Without omitting anything, retype the data that follows.

# start of EXERCISE INPUTS

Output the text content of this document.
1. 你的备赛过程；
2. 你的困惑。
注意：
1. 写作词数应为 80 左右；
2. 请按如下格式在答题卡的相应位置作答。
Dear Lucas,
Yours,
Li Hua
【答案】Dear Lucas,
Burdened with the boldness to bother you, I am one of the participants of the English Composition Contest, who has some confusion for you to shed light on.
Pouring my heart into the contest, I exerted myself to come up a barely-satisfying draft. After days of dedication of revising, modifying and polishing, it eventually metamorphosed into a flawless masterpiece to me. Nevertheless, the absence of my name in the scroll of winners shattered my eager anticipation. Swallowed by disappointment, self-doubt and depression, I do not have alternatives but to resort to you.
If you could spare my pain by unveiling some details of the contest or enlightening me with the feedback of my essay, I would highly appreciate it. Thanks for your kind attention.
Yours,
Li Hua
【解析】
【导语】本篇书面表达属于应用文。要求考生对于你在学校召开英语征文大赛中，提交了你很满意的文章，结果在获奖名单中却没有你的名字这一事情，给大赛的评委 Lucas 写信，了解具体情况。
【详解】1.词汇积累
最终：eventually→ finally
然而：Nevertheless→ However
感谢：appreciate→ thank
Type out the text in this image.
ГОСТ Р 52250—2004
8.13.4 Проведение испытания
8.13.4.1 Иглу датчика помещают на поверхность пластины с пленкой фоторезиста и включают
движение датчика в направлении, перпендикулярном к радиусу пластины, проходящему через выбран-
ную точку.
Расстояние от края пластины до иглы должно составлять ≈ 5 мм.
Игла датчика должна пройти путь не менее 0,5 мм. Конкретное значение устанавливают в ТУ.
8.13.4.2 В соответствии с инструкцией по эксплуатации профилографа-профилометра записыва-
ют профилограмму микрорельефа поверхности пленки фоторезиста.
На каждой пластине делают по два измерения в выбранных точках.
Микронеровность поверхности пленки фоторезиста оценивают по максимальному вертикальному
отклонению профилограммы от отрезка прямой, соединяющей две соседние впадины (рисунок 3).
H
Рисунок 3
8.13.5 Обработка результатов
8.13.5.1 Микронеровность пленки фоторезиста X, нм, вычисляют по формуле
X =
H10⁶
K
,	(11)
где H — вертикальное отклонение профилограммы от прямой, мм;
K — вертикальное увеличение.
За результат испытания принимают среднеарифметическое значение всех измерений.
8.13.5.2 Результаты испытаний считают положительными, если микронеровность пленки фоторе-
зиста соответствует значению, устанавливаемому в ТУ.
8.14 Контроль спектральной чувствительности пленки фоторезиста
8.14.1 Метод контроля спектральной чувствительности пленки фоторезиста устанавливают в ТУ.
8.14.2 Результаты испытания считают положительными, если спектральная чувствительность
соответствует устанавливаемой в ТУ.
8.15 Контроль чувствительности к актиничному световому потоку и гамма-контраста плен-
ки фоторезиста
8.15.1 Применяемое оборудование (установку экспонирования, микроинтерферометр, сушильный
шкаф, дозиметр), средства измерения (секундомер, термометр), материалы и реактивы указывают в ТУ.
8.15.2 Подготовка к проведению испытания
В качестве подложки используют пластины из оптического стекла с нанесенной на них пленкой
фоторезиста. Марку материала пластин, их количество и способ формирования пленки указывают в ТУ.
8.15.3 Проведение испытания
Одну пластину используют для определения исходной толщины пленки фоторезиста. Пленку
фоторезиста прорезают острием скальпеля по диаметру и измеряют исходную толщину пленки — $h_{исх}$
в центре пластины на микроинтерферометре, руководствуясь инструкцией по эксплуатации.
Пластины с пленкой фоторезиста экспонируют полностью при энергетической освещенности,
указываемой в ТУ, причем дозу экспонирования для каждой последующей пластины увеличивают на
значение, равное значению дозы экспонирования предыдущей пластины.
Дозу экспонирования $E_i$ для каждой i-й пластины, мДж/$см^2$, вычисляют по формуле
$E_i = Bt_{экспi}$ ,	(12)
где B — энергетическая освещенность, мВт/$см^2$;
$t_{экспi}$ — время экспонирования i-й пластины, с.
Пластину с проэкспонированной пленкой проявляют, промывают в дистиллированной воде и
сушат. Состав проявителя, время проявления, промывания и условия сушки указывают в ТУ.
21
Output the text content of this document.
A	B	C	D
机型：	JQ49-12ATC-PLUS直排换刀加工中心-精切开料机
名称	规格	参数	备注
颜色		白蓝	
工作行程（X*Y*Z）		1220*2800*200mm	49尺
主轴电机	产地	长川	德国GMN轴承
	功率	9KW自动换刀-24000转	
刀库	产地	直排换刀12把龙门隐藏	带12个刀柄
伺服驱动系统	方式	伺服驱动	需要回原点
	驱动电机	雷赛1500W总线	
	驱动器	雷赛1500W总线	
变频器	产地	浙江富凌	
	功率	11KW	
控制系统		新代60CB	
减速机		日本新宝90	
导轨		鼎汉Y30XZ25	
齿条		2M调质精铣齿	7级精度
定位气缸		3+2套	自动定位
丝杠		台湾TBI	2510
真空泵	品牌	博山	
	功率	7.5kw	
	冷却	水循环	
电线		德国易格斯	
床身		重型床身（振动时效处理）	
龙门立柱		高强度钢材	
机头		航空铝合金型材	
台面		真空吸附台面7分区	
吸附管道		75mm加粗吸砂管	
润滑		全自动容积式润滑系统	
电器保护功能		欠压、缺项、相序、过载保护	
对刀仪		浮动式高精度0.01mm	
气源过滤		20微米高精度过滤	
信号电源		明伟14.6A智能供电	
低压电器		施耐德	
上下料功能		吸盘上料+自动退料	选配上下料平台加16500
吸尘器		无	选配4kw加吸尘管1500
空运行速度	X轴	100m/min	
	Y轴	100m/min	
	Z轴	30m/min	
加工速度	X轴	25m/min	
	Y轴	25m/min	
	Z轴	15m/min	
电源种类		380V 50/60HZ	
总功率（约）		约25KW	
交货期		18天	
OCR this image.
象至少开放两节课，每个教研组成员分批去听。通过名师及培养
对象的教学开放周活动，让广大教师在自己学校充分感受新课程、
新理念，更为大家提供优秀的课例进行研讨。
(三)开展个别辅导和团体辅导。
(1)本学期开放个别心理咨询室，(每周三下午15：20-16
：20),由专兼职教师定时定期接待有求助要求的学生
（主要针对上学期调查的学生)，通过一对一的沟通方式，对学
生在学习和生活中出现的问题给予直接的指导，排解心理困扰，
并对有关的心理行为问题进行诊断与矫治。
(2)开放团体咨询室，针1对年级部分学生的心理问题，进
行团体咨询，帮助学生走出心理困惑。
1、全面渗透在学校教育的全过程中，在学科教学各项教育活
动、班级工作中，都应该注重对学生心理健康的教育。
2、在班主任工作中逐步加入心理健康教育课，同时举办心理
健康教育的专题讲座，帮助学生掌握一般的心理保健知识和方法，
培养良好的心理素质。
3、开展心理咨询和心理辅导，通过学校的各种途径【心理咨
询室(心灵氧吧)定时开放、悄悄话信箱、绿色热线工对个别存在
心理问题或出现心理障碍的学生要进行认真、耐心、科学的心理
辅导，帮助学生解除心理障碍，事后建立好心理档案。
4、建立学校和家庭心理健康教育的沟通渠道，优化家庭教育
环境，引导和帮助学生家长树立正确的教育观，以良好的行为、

# end of EXERCISE INPUTS

• FULL OUTPUT:
Output the text content of this document.
1. 你的备赛过程；
2. 你的困惑。
注意：
1. 写作词数应为 80 左右；
2. 请按如下格式在答题卡的相应位置作答。
Dear Lucas,
Yours,
Li Hua
【答案】Dear Lucas,
Burdened with the boldness to bother you, I am one of the participants of the English Composition Contest, who has some confusion for you to shed light on.
Pouring my heart into the contest, I exerted myself to come up a barely-satisfying draft. After days of dedication of revising, modifying and polishing, it eventually metamorphosed into a flawless masterpiece to me. Nevertheless, the absence of my name in the scroll of winners shattered my eager anticipation. Swallowed by disappointment, self-doubt and depression, I do not have alternatives but to resort to you.
If you could spare my pain by unveiling some details of the contest or enlightening me with the feedback of my essay, I would highly appreciate it. Thanks for your kind attention.
Yours,
Li Hua
【解析】
【导语】本篇书面表达属于应用文。要求考生对于你在学校召开英语征文大赛中，提交了你很满意的文章，结果在获奖名单中却没有你的名字这一事情，给大赛的评委 Lucas 写信，了解具体情况。
【详解】1.词汇积累
最终：eventually→ finally
然而：Nevertheless→ However
感谢：appreciate→ thank
Type out the text in this image.
ГОСТ Р 52250—2004
8.13.4 Проведение испытания
8.13.4.1 Иглу датчика помещают на поверхность пластины с пленкой фоторезиста и включают
движение датчика в направлении, перпендикулярном к радиусу пластины, проходящему через выбран-
ную точку.
Расстояние от края пластины до иглы должно составлять ≈ 5 мм.
Игла датчика должна пройти путь не менее 0,5 мм. Конкретное значение устанавливают в ТУ.
8.13.4.2 В соответствии с инструкцией по эксплуатации профилографа-профилометра записыва-
ют профилограмму микрорельефа поверхности пленки фоторезиста.
На каждой пластине делают по два измерения в выбранных точках.
Микронеровность поверхности пленки фоторезиста оценивают по максимальному вертикальному
отклонению профилограммы от отрезка прямой, соединяющей две соседние впадины (рисунок 3).
H
Рисунок 3
8.13.5 Обработка результатов
8.13.5.1 Микронеровность пленки фоторезиста X, нм, вычисляют по формуле
X =
H10⁶
K
,	(11)
где H — вертикальное отклонение профилограммы от прямой, мм;
K — вертикальное увеличение.
За результат испытания принимают среднеарифметическое значение всех измерений.
8.13.5.2 Результаты испытаний считают положительными, если микронеровность пленки фоторе-
зиста соответствует значению, устанавливаемому в ТУ.
8.14 Контроль спектральной чувствительности пленки фоторезиста
8.14.1 Метод контроля спектральной чувствительности пленки фоторезиста устанавливают в ТУ.
8.14.2 Результаты испытания считают положительными, если спектральная чувствительность
соответствует устанавливаемой в ТУ.
8.15 Контроль чувствительности к актиничному световому потоку и гамма-контраста плен-
ки фоторезиста
8.15.1 Применяемое оборудование (установку экспонирования, микроинтерферометр, сушильный
шкаф, дозиметр), средства измерения (секундомер, термометр), материалы и реактивы указывают в ТУ.
8.15.2 Подготовка к проведению испытания
В качестве подложки используют пластины из оптического стекла с нанесенной на них пленкой
фоторезиста. Марку материала пластин, их количество и способ формирования пленки указывают в ТУ.
8.15.3 Проведение испытания
Одну пластину используют для определения исходной толщины пленки фоторезиста. Пленку
фоторезиста прорезают острием скальпеля по диаметру и измеряют исходную толщину пленки — $h_{исх}$
в центре пластины на микроинтерферометре, руководствуясь инструкцией по эксплуатации.
Пластины с пленкой фоторезиста экспонируют полностью при энергетической освещенности,
указываемой в ТУ, причем дозу экспонирования для каждой последующей пластины увеличивают на
значение, равное значению дозы экспонирования предыдущей пластины.
Дозу экспонирования $E_i$ для каждой i-й пластины, мДж/$см^2$, вычисляют по формуле
$E_i = Bt_{экспi}$ ,	(12)
где B — энергетическая освещенность, мВт/$см^2$;
$t_{экспi}$ — время экспонирования i-й пластины, с.
Пластину с проэкспонированной пленкой проявляют, промывают в дистиллированной воде и
сушат. Состав проявителя, время проявления, промывания и условия сушки указывают в ТУ.
21
Output the text content of this document.
A	B	C	D
机型：	JQ49-12ATC-PLUS直排换刀加工中心-精切开料机
名称	规格	参数	备注
颜色		白蓝	
工作行程（X*Y*Z）		1220*2800*200mm	49尺
主轴电机	产地	长川	德国GMN轴承
	功率	9KW自动换刀-24000转	
刀库	产地	直排换刀12把龙门隐藏	带12个刀柄
伺服驱动系统	方式	伺服驱动	需要回原点
	驱动电机	雷赛1500W总线	
	驱动器	雷赛1500W总线	
变频器	产地	浙江富凌	
	功率	11KW	
控制系统		新代60CB	
减速机		日本新宝90	
导轨		鼎汉Y30XZ25	
齿条		2M调质精铣齿	7级精度
定位气缸		3+2套	自动定位
丝杠		台湾TBI	2510
真空泵	品牌	博山	
	功率	7.5kw	
	冷却	水循环	
电线		德国易格斯	
床身		重型床身（振动时效处理）	
龙门立柱		高强度钢材	
机头		航空铝合金型材	
台面		真空吸附台面7分区	
吸附管道		75mm加粗吸砂管	
润滑		全自动容积式润滑系统	
电器保护功能		欠压、缺项、相序、过载保护	
对刀仪		浮动式高精度0.01mm	
气源过滤		20微米高精度过滤	
信号电源		明伟14.6A智能供电	
低压电器		施耐德	
上下料功能		吸盘上料+自动退料	选配上下料平台加16500
吸尘器		无	选配4kw加吸尘管1500
空运行速度	X轴	100m/min	
	Y轴	100m/min	
	Z轴	30m/min	
加工速度	X轴	25m/min	
	Y轴	25m/min	
	Z轴	15m/min	
电源种类		380V 50/60HZ	
总功率（约）		约25KW	
交货期		18天	
OCR this image.
象至少开放两节课，每个教研组成员分批去听。通过名师及培养
对象的教学开放周活动，让广大教师在自己学校充分感受新课程、
新理念，更为大家提供优秀的课例进行研讨。
(三)开展个别辅导和团体辅导。
(1)本学期开放个别心理咨询室，(每周三下午15：20-16
：20),由专兼职教师定时定期接待有求助要求的学生
（主要针对上学期调查的学生)，通过一对一的沟通方式，对学
生在学习和生活中出现的问题给予直接的指导，排解心理困扰，
并对有关的心理行为问题进行诊断与矫治。
(2)开放团体咨询室，针1对年级部分学生的心理问题，进
行团体咨询，帮助学生走出心理困惑。
1、全面渗透在学校教育的全过程中，在学科教学各项教育活
动、班级工作中，都应该注重对学生心理健康的教育。
2、在班主任工作中逐步加入心理健康教育课，同时举办心理
健康教育的专题讲座，帮助学生掌握一般的心理保健知识和方法，
培养良好的心理素质。
3、开展心理咨询和心理辅导，通过学校的各种途径【心理咨
询室(心灵氧吧)定时开放、悄悄话信箱、绿色热线工对个别存在
心理问题或出现心理障碍的学生要进行认真、耐心、科学的心理
辅导，帮助学生解除心理障碍，事后建立好心理档案。
4、建立学校和家庭心理健康教育的沟通渠道，优化家庭教育
环境，引导和帮助学生家长树立正确的教育观，以良好的行为、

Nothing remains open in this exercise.